### THE TASK
Make an exact copy of the lines below.

### GIVEN RECORDS
┄┄┄┄┄┄
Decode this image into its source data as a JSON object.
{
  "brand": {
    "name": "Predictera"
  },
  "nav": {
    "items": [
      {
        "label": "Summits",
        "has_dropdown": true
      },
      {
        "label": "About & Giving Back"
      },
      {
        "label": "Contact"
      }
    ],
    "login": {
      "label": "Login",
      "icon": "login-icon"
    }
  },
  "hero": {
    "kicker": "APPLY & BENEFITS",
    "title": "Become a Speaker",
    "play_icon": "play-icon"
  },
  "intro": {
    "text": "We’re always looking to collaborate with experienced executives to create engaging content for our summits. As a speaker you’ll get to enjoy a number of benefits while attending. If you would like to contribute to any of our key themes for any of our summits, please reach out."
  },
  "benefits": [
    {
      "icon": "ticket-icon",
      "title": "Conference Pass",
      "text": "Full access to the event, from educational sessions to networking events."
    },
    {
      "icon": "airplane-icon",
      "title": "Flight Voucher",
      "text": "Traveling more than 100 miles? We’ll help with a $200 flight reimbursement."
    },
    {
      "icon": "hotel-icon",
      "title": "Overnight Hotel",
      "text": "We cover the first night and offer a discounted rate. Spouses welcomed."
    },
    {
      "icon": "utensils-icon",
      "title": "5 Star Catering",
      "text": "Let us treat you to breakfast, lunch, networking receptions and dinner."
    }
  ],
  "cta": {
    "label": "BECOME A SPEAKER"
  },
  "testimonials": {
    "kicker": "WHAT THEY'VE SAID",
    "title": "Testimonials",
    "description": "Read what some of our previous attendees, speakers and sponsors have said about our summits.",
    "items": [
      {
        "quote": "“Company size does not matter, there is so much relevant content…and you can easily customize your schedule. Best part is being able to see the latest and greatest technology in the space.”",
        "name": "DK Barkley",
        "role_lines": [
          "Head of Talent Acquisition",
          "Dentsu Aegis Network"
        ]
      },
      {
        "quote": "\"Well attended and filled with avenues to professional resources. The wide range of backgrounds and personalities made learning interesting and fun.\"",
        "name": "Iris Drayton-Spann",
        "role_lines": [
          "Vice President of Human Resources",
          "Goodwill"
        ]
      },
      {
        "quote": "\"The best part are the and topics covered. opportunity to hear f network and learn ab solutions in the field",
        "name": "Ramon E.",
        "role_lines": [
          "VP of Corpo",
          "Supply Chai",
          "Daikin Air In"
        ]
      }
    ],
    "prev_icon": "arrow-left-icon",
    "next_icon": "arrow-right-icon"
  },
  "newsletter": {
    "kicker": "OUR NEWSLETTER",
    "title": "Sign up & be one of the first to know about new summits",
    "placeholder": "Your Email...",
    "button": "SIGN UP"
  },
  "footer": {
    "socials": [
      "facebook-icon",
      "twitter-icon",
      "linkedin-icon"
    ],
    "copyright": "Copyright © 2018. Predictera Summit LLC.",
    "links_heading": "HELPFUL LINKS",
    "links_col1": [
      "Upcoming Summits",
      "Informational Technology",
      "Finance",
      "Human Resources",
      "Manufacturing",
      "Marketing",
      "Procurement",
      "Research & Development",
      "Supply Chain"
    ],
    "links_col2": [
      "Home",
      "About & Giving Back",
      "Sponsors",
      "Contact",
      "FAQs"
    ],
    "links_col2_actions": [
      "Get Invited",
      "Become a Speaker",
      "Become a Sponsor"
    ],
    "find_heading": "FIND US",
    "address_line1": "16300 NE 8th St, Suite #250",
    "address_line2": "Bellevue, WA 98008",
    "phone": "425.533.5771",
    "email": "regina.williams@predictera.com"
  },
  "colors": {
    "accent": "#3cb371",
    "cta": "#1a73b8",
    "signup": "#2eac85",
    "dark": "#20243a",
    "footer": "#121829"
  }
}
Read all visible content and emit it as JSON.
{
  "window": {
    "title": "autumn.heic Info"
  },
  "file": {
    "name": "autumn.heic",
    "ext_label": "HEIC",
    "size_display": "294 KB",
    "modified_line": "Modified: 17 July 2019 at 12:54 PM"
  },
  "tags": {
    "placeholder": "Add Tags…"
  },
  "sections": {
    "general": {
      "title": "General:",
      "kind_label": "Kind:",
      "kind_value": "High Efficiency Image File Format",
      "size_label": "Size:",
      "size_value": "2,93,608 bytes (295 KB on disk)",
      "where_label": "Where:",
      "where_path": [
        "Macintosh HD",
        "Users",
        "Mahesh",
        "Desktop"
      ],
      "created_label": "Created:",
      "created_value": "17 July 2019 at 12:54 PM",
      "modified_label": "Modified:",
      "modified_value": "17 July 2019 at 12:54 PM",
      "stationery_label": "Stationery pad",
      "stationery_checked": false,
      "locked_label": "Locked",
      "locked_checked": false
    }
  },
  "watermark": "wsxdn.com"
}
┄┄┄┄┄┄
### THE COMPLETED TASK
Decode this image into its source data as a JSON object.
{
  "brand": {
    "name": "Predictera"
  },
  "nav": {
    "items": [
      {
        "label": "Summits",
        "has_dropdown": true
      },
      {
        "label": "About & Giving Back"
      },
      {
        "label": "Contact"
      }
    ],
    "login": {
      "label": "Login",
      "icon": "login-icon"
    }
  },
  "hero": {
    "kicker": "APPLY & BENEFITS",
    "title": "Become a Speaker",
    "play_icon": "play-icon"
  },
  "intro": {
    "text": "We’re always looking to collaborate with experienced executives to create engaging content for our summits. As a speaker you’ll get to enjoy a number of benefits while attending. If you would like to contribute to any of our key themes for any of our summits, please reach out."
  },
  "benefits": [
    {
      "icon": "ticket-icon",
      "title": "Conference Pass",
      "text": "Full access to the event, from educational sessions to networking events."
    },
    {
      "icon": "airplane-icon",
      "title": "Flight Voucher",
      "text": "Traveling more than 100 miles? We’ll help with a $200 flight reimbursement."
    },
    {
      "icon": "hotel-icon",
      "title": "Overnight Hotel",
      "text": "We cover the first night and offer a discounted rate. Spouses welcomed."
    },
    {
      "icon": "utensils-icon",
      "title": "5 Star Catering",
      "text": "Let us treat you to breakfast, lunch, networking receptions and dinner."
    }
  ],
  "cta": {
    "label": "BECOME A SPEAKER"
  },
  "testimonials": {
    "kicker": "WHAT THEY'VE SAID",
    "title": "Testimonials",
    "description": "Read what some of our previous attendees, speakers and sponsors have said about our summits.",
    "items": [
      {
        "quote": "“Company size does not matter, there is so much relevant content…and you can easily customize your schedule. Best part is being able to see the latest and greatest technology in the space.”",
        "name": "DK Barkley",
        "role_lines": [
          "Head of Talent Acquisition",
          "Dentsu Aegis Network"
        ]
      },
      {
        "quote": "\"Well attended and filled with avenues to professional resources. The wide range of backgrounds and personalities made learning interesting and fun.\"",
        "name": "Iris Drayton-Spann",
        "role_lines": [
          "Vice President of Human Resources",
          "Goodwill"
        ]
      },
      {
        "quote": "\"The best part are the and topics covered. opportunity to hear f network and learn ab solutions in the field",
        "name": "Ramon E.",
        "role_lines": [
          "VP of Corpo",
          "Supply Chai",
          "Daikin Air In"
        ]
      }
    ],
    "prev_icon": "arrow-left-icon",
    "next_icon": "arrow-right-icon"
  },
  "newsletter": {
    "kicker": "OUR NEWSLETTER",
    "title": "Sign up & be one of the first to know about new summits",
    "placeholder": "Your Email...",
    "button": "SIGN UP"
  },
  "footer": {
    "socials": [
      "facebook-icon",
      "twitter-icon",
      "linkedin-icon"
    ],
    "copyright": "Copyright © 2018. Predictera Summit LLC.",
    "links_heading": "HELPFUL LINKS",
    "links_col1": [
      "Upcoming Summits",
      "Informational Technology",
      "Finance",
      "Human Resources",
      "Manufacturing",
      "Marketing",
      "Procurement",
      "Research & Development",
      "Supply Chain"
    ],
    "links_col2": [
      "Home",
      "About & Giving Back",
      "Sponsors",
      "Contact",
      "FAQs"
    ],
    "links_col2_actions": [
      "Get Invited",
      "Become a Speaker",
      "Become a Sponsor"
    ],
    "find_heading": "FIND US",
    "address_line1": "16300 NE 8th St, Suite #250",
    "address_line2": "Bellevue, WA 98008",
    "phone": "425.533.5771",
    "email": "regina.williams@predictera.com"
  },
  "colors": {
    "accent": "#3cb371",
    "cta": "#1a73b8",
    "signup": "#2eac85",
    "dark": "#20243a",
    "footer": "#121829"
  }
}
Read all visible content and emit it as JSON.
{
  "window": {
    "title": "autumn.heic Info"
  },
  "file": {
    "name": "autumn.heic",
    "ext_label": "HEIC",
    "size_display": "294 KB",
    "modified_line": "Modified: 17 July 2019 at 12:54 PM"
  },
  "tags": {
    "placeholder": "Add Tags…"
  },
  "sections": {
    "general": {
      "title": "General:",
      "kind_label": "Kind:",
      "kind_value": "High Efficiency Image File Format",
      "size_label": "Size:",
      "size_value": "2,93,608 bytes (295 KB on disk)",
      "where_label": "Where:",
      "where_path": [
        "Macintosh HD",
        "Users",
        "Mahesh",
        "Desktop"
      ],
      "created_label": "Created:",
      "created_value": "17 July 2019 at 12:54 PM",
      "modified_label": "Modified:",
      "modified_value": "17 July 2019 at 12:54 PM",
      "stationery_label": "Stationery pad",
      "stationery_checked": false,
      "locked_label": "Locked",
      "locked_checked": false
    }
  },
  "watermark": "wsxdn.com"
}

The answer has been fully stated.